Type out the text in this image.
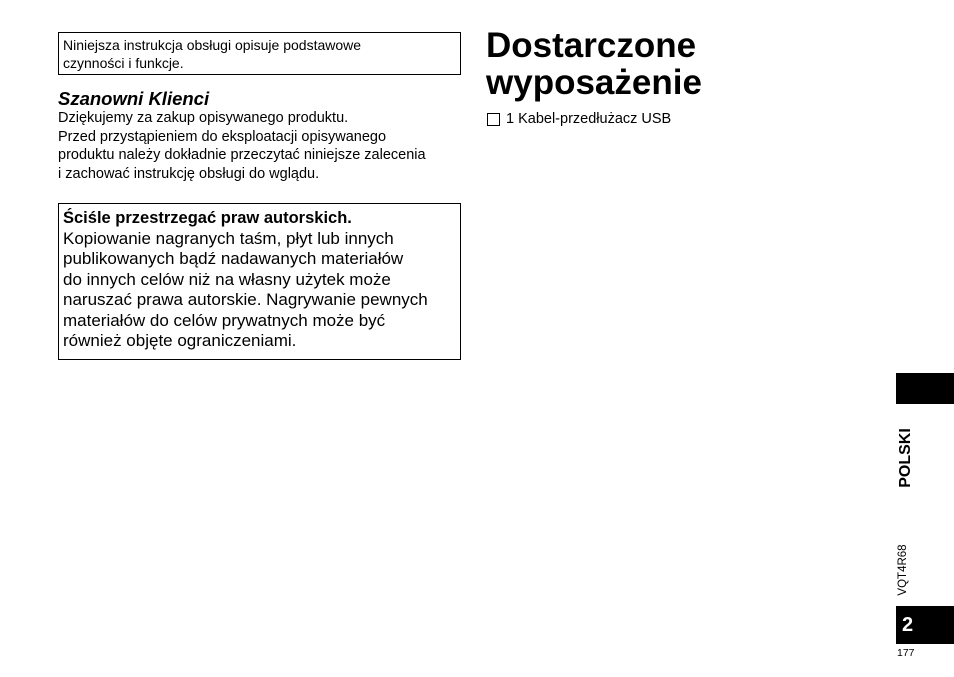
Niniejsza instrukcja obsługi opisuje podstawowe
czynności i funkcje.
Szanowni Klienci

Dziękujemy za zakup opisywanego produktu.
Przed przystąpieniem do eksploatacji opisywanego
produktu należy dokładnie przeczytać niniejsze zalecenia
i zachować instrukcję obsługi do wglądu.

Ściśle przestrzegać praw autorskich.
Kopiowanie nagranych taśm, płyt lub innych
publikowanych bądź nadawanych materiałów
do innych celów niż na własny użytek może
naruszać prawa autorskie. Nagrywanie pewnych
materiałów do celów prywatnych może być
również objęte ograniczeniami.
Dostarczone
wyposażenie
1 Kabel-przedłużacz USB
POLSKI
VQT4R68
2
177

++++

▶ _WHAT TO PRODUCE_: From the listing, extract all text exactly as given and drop any picture.

▶ _SOLUTION BELOW_:
Type out the text in this image.
Niniejsza instrukcja obsługi opisuje podstawowe
czynności i funkcje.
Szanowni Klienci

Dziękujemy za zakup opisywanego produktu.
Przed przystąpieniem do eksploatacji opisywanego
produktu należy dokładnie przeczytać niniejsze zalecenia
i zachować instrukcję obsługi do wglądu.

Ściśle przestrzegać praw autorskich.
Kopiowanie nagranych taśm, płyt lub innych
publikowanych bądź nadawanych materiałów
do innych celów niż na własny użytek może
naruszać prawa autorskie. Nagrywanie pewnych
materiałów do celów prywatnych może być
również objęte ograniczeniami.
Dostarczone
wyposażenie
1 Kabel-przedłużacz USB
POLSKI
VQT4R68
2
177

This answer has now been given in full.